Excerpts from a figure dataset:
++++++++++

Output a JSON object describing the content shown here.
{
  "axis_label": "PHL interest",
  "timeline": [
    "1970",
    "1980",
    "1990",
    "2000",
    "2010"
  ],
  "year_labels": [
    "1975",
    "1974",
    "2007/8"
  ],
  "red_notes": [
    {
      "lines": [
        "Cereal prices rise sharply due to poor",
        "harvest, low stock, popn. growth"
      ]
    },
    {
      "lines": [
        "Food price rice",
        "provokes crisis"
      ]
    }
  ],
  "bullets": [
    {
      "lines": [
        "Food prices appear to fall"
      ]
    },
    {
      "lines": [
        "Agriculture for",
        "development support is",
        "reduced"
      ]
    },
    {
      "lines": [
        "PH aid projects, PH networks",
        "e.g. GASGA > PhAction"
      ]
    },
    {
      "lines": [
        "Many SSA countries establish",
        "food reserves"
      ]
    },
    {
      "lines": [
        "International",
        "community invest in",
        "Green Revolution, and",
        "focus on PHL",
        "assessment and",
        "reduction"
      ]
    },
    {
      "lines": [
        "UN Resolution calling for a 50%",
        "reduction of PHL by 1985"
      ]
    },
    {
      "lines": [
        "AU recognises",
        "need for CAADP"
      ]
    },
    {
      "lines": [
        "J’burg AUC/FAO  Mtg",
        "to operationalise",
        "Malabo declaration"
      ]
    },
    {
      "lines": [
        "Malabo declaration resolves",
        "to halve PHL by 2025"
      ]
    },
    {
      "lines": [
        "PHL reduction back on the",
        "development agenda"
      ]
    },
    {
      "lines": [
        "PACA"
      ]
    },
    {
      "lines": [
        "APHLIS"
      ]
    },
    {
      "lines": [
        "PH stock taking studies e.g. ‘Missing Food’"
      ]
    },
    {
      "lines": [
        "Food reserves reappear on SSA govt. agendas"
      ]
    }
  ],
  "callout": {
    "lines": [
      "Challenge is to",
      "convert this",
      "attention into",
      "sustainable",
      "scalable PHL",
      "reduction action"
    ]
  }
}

++++++++++

→ Short problem
Gather all lines from the records above in which "stock" appears.

→ Completed exercise
        "harvest, low stock, popn. growth"
        "PH stock taking studies e.g. ‘Missing Food’"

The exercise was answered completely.